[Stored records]
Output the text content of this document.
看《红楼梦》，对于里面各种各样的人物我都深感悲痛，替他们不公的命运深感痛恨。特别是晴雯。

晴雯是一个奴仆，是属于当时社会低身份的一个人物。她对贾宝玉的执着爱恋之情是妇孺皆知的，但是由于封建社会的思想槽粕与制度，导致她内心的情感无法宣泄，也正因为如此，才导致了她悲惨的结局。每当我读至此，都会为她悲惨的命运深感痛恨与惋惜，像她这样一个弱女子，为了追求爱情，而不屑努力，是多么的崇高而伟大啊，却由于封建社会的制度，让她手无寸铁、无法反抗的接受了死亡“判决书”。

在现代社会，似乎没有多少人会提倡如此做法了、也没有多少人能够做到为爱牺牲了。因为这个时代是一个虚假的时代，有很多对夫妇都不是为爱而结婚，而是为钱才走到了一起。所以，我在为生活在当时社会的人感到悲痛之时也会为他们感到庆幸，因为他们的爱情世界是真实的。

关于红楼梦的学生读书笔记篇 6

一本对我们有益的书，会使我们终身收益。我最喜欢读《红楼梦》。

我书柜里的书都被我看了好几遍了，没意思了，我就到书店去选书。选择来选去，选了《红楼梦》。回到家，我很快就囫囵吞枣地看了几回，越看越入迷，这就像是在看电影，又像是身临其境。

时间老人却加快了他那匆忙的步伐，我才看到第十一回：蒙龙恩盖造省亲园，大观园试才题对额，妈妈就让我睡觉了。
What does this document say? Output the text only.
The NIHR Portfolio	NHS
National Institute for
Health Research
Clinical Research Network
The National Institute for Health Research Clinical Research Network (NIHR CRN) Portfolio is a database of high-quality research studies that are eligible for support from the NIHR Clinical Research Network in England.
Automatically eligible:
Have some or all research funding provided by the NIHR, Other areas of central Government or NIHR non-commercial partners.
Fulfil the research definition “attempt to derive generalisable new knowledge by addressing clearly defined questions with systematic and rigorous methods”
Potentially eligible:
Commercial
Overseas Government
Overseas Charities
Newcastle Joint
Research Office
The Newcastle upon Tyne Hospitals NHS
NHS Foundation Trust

• [Written request]: Pull every line containing "eligible" out of the data above.

• [Problem solution]:
The National Institute for Health Research Clinical Research Network (NIHR CRN) Portfolio is a database of high-quality research studies that are eligible for support from the NIHR Clinical Research Network in England.
Automatically eligible:
Potentially eligible:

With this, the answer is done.